*Input for this task*:
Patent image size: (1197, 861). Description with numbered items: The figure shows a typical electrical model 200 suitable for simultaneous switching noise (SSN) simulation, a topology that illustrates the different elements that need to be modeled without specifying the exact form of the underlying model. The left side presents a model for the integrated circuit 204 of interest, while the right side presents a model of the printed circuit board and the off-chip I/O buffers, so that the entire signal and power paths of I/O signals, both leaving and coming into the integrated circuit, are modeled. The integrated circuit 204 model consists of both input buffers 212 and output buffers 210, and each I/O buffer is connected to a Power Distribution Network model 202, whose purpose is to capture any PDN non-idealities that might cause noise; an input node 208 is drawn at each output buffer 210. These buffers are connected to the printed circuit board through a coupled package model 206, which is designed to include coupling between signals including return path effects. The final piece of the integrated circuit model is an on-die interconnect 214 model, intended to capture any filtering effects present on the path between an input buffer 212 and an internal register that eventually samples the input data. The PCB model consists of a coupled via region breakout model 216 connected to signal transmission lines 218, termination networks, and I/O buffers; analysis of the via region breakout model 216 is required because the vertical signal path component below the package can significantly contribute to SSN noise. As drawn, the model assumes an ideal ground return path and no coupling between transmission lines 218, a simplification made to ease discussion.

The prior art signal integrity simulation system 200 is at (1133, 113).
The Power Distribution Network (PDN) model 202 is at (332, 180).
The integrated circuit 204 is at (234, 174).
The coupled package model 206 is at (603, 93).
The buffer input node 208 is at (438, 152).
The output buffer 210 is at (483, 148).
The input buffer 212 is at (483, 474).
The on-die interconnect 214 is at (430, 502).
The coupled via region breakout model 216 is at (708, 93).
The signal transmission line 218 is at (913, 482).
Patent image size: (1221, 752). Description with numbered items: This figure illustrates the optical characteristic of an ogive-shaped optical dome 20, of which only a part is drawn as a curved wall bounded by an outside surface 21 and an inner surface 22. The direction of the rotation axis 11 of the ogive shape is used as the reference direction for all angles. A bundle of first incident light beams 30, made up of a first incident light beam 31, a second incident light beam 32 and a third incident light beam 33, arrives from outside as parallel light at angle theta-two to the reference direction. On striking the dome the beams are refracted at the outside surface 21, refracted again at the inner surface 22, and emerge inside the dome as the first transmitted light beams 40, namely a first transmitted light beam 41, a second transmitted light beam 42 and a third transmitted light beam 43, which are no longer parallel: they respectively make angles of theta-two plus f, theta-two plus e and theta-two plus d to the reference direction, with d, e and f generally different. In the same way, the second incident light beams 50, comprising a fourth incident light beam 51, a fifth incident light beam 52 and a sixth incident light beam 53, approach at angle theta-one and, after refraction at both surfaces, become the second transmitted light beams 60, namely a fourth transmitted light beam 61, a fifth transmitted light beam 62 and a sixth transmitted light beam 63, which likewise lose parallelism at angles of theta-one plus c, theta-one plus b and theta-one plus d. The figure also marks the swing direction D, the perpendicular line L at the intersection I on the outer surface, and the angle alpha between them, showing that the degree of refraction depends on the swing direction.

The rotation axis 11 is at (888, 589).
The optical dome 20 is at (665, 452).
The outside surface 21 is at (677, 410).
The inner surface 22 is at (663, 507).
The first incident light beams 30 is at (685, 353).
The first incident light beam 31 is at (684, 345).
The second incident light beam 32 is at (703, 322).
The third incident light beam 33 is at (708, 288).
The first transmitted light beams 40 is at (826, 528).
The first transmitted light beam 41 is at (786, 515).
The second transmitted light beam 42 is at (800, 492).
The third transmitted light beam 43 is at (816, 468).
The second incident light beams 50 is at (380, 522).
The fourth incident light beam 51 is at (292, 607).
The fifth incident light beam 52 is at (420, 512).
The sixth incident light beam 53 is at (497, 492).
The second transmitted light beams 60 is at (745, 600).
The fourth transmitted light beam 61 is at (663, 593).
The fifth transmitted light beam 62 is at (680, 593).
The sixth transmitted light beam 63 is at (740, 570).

*Aim*: Lay out all the lines of the entries above as a Markdown table with two columns, Row and Line. Number each row and omit blank lines.

*Right answer*:
| Row | Line |
|---|---|
| 1 | Patent image size: (1197, 861). Description with numbered items: The figure shows a typical electrical model 200 suitable for simultaneous switching noise (SSN) simulation, a topology that illustrates the different elements that need to be modeled without specifying the exact form of the underlying model. The left side presents a model for the integrated circuit 204 of interest, while the right side presents a model of the printed circuit board and the off-chip I/O buffers, so that the entire signal and power paths of I/O signals, both leaving and coming into the integrated circuit, are modeled. The integrated circuit 204 model consists of both input buffers 212 and output buffers 210, and each I/O buffer is connected to a Power Distribution Network model 202, whose purpose is to capture any PDN non-idealities that might cause noise; an input node 208 is drawn at each output buffer 210. These buffers are connected to the printed circuit board through a coupled package model 206, which is designed to include coupling between signals including return path effects. The final piece of the integrated circuit model is an on-die interconnect 214 model, intended to capture any filtering effects present on the path between an input buffer 212 and an internal register that eventually samples the input data. The PCB model consists of a coupled via region breakout model 216 connected to signal transmission lines 218, termination networks, and I/O buffers; analysis of the via region breakout model 216 is required because the vertical signal path component below the package can significantly contribute to SSN noise. As drawn, the model assumes an ideal ground return path and no coupling between transmission lines 218, a simplification made to ease discussion. |
| 2 | The prior art signal integrity simulation system 200 is at (1133, 113). |
| 3 | The Power Distribution Network (PDN) model 202 is at (332, 180). |
| 4 | The integrated circuit 204 is at (234, 174). |
| 5 | The coupled package model 206 is at (603, 93). |
| 6 | The buffer input node 208 is at (438, 152). |
| 7 | The output buffer 210 is at (483, 148). |
| 8 | The input buffer 212 is at (483, 474). |
| 9 | The on-die interconnect 214 is at (430, 502). |
| 10 | The coupled via region breakout model 216 is at (708, 93). |
| 11 | The signal transmission line 218 is at (913, 482). |
| 12 | Patent image size: (1221, 752). Description with numbered items: This figure illustrates the optical characteristic of an ogive-shaped optical dome 20, of which only a part is drawn as a curved wall bounded by an outside surface 21 and an inner surface 22. The direction of the rotation axis 11 of the ogive shape is used as the reference direction for all angles. A bundle of first incident light beams 30, made up of a first incident light beam 31, a second incident light beam 32 and a third incident light beam 33, arrives from outside as parallel light at angle theta-two to the reference direction. On striking the dome the beams are refracted at the outside surface 21, refracted again at the inner surface 22, and emerge inside the dome as the first transmitted light beams 40, namely a first transmitted light beam 41, a second transmitted light beam 42 and a third transmitted light beam 43, which are no longer parallel: they respectively make angles of theta-two plus f, theta-two plus e and theta-two plus d to the reference direction, with d, e and f generally different. In the same way, the second incident light beams 50, comprising a fourth incident light beam 51, a fifth incident light beam 52 and a sixth incident light beam 53, approach at angle theta-one and, after refraction at both surfaces, become the second transmitted light beams 60, namely a fourth transmitted light beam 61, a fifth transmitted light beam 62 and a sixth transmitted light beam 63, which likewise lose parallelism at angles of theta-one plus c, theta-one plus b and theta-one plus d. The figure also marks the swing direction D, the perpendicular line L at the intersection I on the outer surface, and the angle alpha between them, showing that the degree of refraction depends on the swing direction. |
| 13 | The rotation axis 11 is at (888, 589). |
| 14 | The optical dome 20 is at (665, 452). |
| 15 | The outside surface 21 is at (677, 410). |
| 16 | The inner surface 22 is at (663, 507). |
| 17 | The first incident light beams 30 is at (685, 353). |
| 18 | The first incident light beam 31 is at (684, 345). |
| 19 | The second incident light beam 32 is at (703, 322). |
| 20 | The third incident light beam 33 is at (708, 288). |
| 21 | The first transmitted light beams 40 is at (826, 528). |
| 22 | The first transmitted light beam 41 is at (786, 515). |
| 23 | The second transmitted light beam 42 is at (800, 492). |
| 24 | The third transmitted light beam 43 is at (816, 468). |
| 25 | The second incident light beams 50 is at (380, 522). |
| 26 | The fourth incident light beam 51 is at (292, 607). |
| 27 | The fifth incident light beam 52 is at (420, 512). |
| 28 | The sixth incident light beam 53 is at (497, 492). |
| 29 | The second transmitted light beams 60 is at (745, 600). |
| 30 | The fourth transmitted light beam 61 is at (663, 593). |
| 31 | The fifth transmitted light beam 62 is at (680, 593). |
| 32 | The sixth transmitted light beam 63 is at (740, 570). |